Begin
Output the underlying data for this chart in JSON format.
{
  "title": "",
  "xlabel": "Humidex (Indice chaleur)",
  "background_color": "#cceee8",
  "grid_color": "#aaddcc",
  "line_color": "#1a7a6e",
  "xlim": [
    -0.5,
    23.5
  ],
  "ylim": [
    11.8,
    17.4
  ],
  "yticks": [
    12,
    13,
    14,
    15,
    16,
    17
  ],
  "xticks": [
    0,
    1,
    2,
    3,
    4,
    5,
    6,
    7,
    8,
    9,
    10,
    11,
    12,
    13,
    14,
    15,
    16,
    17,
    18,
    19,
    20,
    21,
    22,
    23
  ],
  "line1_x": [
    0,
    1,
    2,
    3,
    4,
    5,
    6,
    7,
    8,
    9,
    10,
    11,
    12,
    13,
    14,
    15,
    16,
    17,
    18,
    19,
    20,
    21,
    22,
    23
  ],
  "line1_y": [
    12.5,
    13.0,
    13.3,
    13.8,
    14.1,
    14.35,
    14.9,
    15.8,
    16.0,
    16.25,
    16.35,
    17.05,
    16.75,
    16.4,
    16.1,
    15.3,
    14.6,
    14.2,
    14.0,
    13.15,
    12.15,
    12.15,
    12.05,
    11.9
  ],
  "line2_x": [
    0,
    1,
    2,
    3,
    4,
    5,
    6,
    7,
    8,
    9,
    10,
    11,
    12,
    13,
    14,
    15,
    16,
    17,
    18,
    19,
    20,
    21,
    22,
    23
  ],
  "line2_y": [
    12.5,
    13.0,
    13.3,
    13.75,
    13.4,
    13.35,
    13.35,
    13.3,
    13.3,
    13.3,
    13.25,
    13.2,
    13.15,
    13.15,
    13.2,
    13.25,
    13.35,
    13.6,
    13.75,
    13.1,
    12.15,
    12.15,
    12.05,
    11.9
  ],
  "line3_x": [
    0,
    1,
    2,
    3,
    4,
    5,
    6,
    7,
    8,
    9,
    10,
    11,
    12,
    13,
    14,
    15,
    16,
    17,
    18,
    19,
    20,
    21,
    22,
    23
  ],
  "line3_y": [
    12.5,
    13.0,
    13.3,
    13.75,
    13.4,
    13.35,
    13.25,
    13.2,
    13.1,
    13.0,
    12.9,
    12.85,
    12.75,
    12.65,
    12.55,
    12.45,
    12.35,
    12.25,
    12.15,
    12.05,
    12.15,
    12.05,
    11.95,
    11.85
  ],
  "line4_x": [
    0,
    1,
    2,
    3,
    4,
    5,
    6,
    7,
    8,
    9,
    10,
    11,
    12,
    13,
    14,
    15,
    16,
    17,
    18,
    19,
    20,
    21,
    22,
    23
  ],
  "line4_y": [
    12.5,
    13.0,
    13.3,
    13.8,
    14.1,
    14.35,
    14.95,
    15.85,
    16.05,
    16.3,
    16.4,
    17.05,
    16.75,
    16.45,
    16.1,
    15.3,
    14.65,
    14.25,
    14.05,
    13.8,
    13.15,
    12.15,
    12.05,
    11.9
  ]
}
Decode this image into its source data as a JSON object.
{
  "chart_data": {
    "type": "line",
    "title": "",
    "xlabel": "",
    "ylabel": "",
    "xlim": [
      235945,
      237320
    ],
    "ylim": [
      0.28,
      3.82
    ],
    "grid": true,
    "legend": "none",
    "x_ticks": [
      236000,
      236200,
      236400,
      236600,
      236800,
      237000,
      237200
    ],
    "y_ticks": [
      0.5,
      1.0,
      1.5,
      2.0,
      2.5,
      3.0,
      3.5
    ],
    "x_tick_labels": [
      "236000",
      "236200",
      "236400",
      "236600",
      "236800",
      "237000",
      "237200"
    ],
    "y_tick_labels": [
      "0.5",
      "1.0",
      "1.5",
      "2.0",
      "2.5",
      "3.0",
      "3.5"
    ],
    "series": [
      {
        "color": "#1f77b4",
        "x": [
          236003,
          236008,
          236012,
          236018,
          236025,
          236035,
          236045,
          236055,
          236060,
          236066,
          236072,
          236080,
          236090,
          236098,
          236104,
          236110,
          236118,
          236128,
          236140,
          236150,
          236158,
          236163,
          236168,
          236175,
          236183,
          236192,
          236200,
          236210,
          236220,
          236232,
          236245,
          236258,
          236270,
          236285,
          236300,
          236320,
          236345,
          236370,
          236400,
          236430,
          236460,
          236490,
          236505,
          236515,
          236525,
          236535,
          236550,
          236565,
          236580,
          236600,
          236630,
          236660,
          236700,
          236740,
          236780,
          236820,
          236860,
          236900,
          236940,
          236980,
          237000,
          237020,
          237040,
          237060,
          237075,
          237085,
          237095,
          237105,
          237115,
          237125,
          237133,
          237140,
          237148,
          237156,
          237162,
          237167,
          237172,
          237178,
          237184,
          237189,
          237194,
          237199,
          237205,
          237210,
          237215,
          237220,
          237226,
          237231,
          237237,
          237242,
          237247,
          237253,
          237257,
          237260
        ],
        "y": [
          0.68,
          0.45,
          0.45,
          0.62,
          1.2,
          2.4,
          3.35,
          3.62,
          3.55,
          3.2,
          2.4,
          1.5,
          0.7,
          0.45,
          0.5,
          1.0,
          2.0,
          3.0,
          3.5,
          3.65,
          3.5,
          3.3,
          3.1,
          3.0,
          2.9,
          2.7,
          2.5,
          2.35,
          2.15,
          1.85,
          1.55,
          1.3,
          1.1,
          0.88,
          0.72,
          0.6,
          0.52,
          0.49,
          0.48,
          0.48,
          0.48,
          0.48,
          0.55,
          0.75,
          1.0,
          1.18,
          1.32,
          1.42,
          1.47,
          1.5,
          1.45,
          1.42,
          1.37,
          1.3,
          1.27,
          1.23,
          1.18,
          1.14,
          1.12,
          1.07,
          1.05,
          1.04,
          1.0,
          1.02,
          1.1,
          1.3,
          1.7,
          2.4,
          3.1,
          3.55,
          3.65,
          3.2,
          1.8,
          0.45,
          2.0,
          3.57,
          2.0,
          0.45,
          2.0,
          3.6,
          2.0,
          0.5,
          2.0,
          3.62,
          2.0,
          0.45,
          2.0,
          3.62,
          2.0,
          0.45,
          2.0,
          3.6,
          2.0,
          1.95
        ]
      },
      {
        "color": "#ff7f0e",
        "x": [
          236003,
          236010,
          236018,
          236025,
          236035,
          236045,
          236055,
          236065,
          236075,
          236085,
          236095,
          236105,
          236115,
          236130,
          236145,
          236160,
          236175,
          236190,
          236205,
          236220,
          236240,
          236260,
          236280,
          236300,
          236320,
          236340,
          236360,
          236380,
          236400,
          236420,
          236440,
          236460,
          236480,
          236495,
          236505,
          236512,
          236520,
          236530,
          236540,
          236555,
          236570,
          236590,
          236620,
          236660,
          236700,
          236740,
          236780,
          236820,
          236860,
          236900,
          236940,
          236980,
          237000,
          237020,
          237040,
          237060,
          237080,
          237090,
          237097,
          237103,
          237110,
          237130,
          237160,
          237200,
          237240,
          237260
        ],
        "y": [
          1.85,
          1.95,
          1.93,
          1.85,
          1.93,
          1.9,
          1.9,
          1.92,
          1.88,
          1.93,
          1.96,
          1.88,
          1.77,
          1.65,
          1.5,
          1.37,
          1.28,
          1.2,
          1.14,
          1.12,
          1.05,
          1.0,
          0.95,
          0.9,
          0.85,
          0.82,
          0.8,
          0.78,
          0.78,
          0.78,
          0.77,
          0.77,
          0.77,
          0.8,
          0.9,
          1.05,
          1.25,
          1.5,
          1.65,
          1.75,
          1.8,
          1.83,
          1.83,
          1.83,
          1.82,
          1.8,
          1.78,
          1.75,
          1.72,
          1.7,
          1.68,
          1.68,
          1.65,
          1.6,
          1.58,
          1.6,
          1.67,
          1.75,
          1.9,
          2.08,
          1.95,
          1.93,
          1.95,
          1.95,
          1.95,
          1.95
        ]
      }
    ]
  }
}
End
- Challenge: Find the lines containing "xlabel" and pull them out.

- Answer:
  "xlabel": "Humidex (Indice chaleur)",
    "xlabel": "",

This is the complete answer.